[Extracted records]
====

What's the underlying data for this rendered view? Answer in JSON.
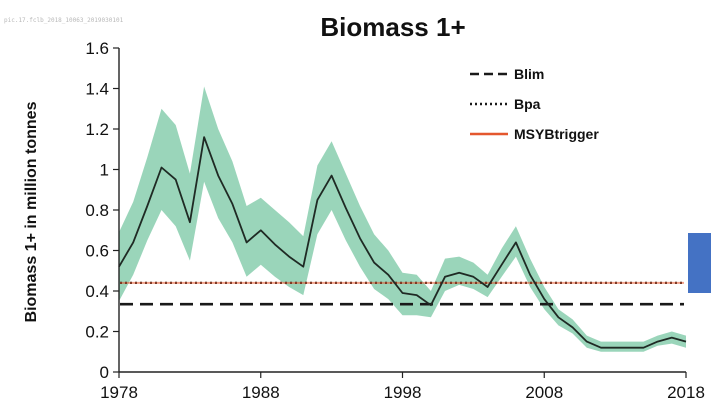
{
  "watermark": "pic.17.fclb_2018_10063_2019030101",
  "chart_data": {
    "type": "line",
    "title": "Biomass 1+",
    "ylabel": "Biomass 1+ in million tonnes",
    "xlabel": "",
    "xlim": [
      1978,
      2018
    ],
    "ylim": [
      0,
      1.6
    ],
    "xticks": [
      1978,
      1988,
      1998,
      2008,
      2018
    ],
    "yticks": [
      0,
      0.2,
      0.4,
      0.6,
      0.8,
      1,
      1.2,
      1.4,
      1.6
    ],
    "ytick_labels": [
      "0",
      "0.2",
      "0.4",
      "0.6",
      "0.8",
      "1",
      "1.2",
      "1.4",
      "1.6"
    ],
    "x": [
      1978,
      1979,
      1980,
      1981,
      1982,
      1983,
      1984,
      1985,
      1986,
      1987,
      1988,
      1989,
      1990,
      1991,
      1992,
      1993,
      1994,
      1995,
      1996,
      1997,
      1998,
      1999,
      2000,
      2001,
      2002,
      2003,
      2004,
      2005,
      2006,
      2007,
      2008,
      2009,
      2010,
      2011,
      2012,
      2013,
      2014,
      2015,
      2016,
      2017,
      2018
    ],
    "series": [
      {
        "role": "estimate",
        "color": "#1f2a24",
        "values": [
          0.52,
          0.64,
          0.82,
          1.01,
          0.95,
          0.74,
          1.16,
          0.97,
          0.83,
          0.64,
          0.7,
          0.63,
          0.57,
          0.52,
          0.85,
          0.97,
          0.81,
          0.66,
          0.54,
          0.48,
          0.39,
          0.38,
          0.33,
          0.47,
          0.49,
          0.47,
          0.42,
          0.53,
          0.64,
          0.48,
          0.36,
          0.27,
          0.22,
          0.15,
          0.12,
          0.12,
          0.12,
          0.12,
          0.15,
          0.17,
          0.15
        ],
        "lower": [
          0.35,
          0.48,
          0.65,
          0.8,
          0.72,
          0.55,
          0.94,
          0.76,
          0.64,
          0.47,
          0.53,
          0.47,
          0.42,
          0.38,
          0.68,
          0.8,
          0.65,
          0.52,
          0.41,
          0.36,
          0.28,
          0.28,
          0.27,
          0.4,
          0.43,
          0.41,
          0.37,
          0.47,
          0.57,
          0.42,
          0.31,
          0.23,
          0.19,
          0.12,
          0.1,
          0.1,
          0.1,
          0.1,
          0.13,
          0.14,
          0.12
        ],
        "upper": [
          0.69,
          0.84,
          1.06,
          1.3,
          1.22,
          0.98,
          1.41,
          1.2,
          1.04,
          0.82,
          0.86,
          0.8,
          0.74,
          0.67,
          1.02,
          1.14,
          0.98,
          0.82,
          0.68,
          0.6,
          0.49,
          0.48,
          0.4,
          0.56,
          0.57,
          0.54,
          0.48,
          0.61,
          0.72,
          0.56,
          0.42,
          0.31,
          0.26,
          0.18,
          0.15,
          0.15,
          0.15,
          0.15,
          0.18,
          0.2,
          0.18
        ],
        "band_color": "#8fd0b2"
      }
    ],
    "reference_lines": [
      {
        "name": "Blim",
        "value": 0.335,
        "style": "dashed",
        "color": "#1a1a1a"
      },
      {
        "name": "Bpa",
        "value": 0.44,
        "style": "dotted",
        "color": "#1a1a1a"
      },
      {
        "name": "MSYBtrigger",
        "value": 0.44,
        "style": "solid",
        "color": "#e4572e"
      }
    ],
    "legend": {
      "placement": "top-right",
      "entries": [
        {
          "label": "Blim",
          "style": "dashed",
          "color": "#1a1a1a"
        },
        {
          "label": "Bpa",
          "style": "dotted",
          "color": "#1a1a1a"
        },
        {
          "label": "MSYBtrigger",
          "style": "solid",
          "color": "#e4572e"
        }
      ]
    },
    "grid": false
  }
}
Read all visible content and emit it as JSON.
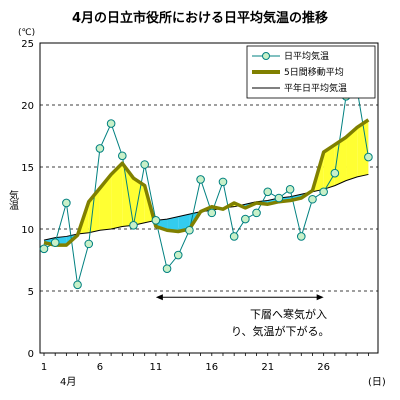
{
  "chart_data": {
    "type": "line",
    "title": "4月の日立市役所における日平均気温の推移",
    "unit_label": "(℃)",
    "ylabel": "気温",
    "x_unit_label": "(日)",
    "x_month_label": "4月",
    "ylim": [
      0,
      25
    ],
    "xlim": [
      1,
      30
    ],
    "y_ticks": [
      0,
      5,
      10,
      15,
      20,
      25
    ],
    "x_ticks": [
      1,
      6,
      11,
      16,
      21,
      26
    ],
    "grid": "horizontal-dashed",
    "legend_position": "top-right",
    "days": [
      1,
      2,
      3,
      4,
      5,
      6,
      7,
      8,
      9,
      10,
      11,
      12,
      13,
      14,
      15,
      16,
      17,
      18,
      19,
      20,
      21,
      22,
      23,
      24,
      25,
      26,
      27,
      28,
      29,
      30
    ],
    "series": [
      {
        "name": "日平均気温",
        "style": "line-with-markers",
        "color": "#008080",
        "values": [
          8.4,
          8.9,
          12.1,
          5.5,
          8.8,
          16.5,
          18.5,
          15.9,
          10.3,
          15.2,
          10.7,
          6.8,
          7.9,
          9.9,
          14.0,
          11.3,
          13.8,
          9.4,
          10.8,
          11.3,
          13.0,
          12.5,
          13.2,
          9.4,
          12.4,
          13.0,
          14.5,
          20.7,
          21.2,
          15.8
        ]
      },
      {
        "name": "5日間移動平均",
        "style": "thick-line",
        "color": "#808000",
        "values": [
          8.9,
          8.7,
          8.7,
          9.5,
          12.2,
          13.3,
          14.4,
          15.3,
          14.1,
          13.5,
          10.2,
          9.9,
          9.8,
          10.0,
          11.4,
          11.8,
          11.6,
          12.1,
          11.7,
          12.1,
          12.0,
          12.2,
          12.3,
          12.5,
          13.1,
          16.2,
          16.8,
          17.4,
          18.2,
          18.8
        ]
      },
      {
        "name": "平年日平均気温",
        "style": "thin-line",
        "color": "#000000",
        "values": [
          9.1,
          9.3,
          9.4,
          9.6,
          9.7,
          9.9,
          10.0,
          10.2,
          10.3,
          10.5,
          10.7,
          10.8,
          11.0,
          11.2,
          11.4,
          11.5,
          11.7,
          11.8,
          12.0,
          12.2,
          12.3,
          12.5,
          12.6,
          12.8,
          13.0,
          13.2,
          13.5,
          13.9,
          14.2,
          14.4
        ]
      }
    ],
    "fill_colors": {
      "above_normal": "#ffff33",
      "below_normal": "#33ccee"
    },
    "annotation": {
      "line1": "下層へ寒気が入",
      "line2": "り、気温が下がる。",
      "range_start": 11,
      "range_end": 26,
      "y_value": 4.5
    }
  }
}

====

None of the pictures should appear; repeat the records exactly otherwise.

What's the underlying data for this rendered view? Answer in JSON.
{
  "watermark": "pic.17.fclb_2018_10063_2019030101",
  "chart_data": {
    "type": "line",
    "title": "Biomass 1+",
    "ylabel": "Biomass 1+ in million tonnes",
    "xlabel": "",
    "xlim": [
      1978,
      2018
    ],
    "ylim": [
      0,
      1.6
    ],
    "xticks": [
      1978,
      1988,
      1998,
      2008,
      2018
    ],
    "yticks": [
      0,
      0.2,
      0.4,
      0.6,
      0.8,
      1,
      1.2,
      1.4,
      1.6
    ],
    "ytick_labels": [
      "0",
      "0.2",
      "0.4",
      "0.6",
      "0.8",
      "1",
      "1.2",
      "1.4",
      "1.6"
    ],
    "x": [
      1978,
      1979,
      1980,
      1981,
      1982,
      1983,
      1984,
      1985,
      1986,
      1987,
      1988,
      1989,
      1990,
      1991,
      1992,
      1993,
      1994,
      1995,
      1996,
      1997,
      1998,
      1999,
      2000,
      2001,
      2002,
      2003,
      2004,
      2005,
      2006,
      2007,
      2008,
      2009,
      2010,
      2011,
      2012,
      2013,
      2014,
      2015,
      2016,
      2017,
      2018
    ],
    "series": [
      {
        "role": "estimate",
        "color": "#1f2a24",
        "values": [
          0.52,
          0.64,
          0.82,
          1.01,
          0.95,
          0.74,
          1.16,
          0.97,
          0.83,
          0.64,
          0.7,
          0.63,
          0.57,
          0.52,
          0.85,
          0.97,
          0.81,
          0.66,
          0.54,
          0.48,
          0.39,
          0.38,
          0.33,
          0.47,
          0.49,
          0.47,
          0.42,
          0.53,
          0.64,
          0.48,
          0.36,
          0.27,
          0.22,
          0.15,
          0.12,
          0.12,
          0.12,
          0.12,
          0.15,
          0.17,
          0.15
        ],
        "lower": [
          0.35,
          0.48,
          0.65,
          0.8,
          0.72,
          0.55,
          0.94,
          0.76,
          0.64,
          0.47,
          0.53,
          0.47,
          0.42,
          0.38,
          0.68,
          0.8,
          0.65,
          0.52,
          0.41,
          0.36,
          0.28,
          0.28,
          0.27,
          0.4,
          0.43,
          0.41,
          0.37,
          0.47,
          0.57,
          0.42,
          0.31,
          0.23,
          0.19,
          0.12,
          0.1,
          0.1,
          0.1,
          0.1,
          0.13,
          0.14,
          0.12
        ],
        "upper": [
          0.69,
          0.84,
          1.06,
          1.3,
          1.22,
          0.98,
          1.41,
          1.2,
          1.04,
          0.82,
          0.86,
          0.8,
          0.74,
          0.67,
          1.02,
          1.14,
          0.98,
          0.82,
          0.68,
          0.6,
          0.49,
          0.48,
          0.4,
          0.56,
          0.57,
          0.54,
          0.48,
          0.61,
          0.72,
          0.56,
          0.42,
          0.31,
          0.26,
          0.18,
          0.15,
          0.15,
          0.15,
          0.15,
          0.18,
          0.2,
          0.18
        ],
        "band_color": "#8fd0b2"
      }
    ],
    "reference_lines": [
      {
        "name": "Blim",
        "value": 0.335,
        "style": "dashed",
        "color": "#1a1a1a"
      },
      {
        "name": "Bpa",
        "value": 0.44,
        "style": "dotted",
        "color": "#1a1a1a"
      },
      {
        "name": "MSYBtrigger",
        "value": 0.44,
        "style": "solid",
        "color": "#e4572e"
      }
    ],
    "legend": {
      "placement": "top-right",
      "entries": [
        {
          "label": "Blim",
          "style": "dashed",
          "color": "#1a1a1a"
        },
        {
          "label": "Bpa",
          "style": "dotted",
          "color": "#1a1a1a"
        },
        {
          "label": "MSYBtrigger",
          "style": "solid",
          "color": "#e4572e"
        }
      ]
    },
    "grid": false
  }
}
Read all visible content and emit it as JSON.
{
  "chart_data": {
    "type": "line",
    "title": "4月の日立市役所における日平均気温の推移",
    "unit_label": "(℃)",
    "ylabel": "気温",
    "x_unit_label": "(日)",
    "x_month_label": "4月",
    "ylim": [
      0,
      25
    ],
    "xlim": [
      1,
      30
    ],
    "y_ticks": [
      0,
      5,
      10,
      15,
      20,
      25
    ],
    "x_ticks": [
      1,
      6,
      11,
      16,
      21,
      26
    ],
    "grid": "horizontal-dashed",
    "legend_position": "top-right",
    "days": [
      1,
      2,
      3,
      4,
      5,
      6,
      7,
      8,
      9,
      10,
      11,
      12,
      13,
      14,
      15,
      16,
      17,
      18,
      19,
      20,
      21,
      22,
      23,
      24,
      25,
      26,
      27,
      28,
      29,
      30
    ],
    "series": [
      {
        "name": "日平均気温",
        "style": "line-with-markers",
        "color": "#008080",
        "values": [
          8.4,
          8.9,
          12.1,
          5.5,
          8.8,
          16.5,
          18.5,
          15.9,
          10.3,
          15.2,
          10.7,
          6.8,
          7.9,
          9.9,
          14.0,
          11.3,
          13.8,
          9.4,
          10.8,
          11.3,
          13.0,
          12.5,
          13.2,
          9.4,
          12.4,
          13.0,
          14.5,
          20.7,
          21.2,
          15.8
        ]
      },
      {
        "name": "5日間移動平均",
        "style": "thick-line",
        "color": "#808000",
        "values": [
          8.9,
          8.7,
          8.7,
          9.5,
          12.2,
          13.3,
          14.4,
          15.3,
          14.1,
          13.5,
          10.2,
          9.9,
          9.8,
          10.0,
          11.4,
          11.8,
          11.6,
          12.1,
          11.7,
          12.1,
          12.0,
          12.2,
          12.3,
          12.5,
          13.1,
          16.2,
          16.8,
          17.4,
          18.2,
          18.8
        ]
      },
      {
        "name": "平年日平均気温",
        "style": "thin-line",
        "color": "#000000",
        "values": [
          9.1,
          9.3,
          9.4,
          9.6,
          9.7,
          9.9,
          10.0,
          10.2,
          10.3,
          10.5,
          10.7,
          10.8,
          11.0,
          11.2,
          11.4,
          11.5,
          11.7,
          11.8,
          12.0,
          12.2,
          12.3,
          12.5,
          12.6,
          12.8,
          13.0,
          13.2,
          13.5,
          13.9,
          14.2,
          14.4
        ]
      }
    ],
    "fill_colors": {
      "above_normal": "#ffff33",
      "below_normal": "#33ccee"
    },
    "annotation": {
      "line1": "下層へ寒気が入",
      "line2": "り、気温が下がる。",
      "range_start": 11,
      "range_end": 26,
      "y_value": 4.5
    }
  }
}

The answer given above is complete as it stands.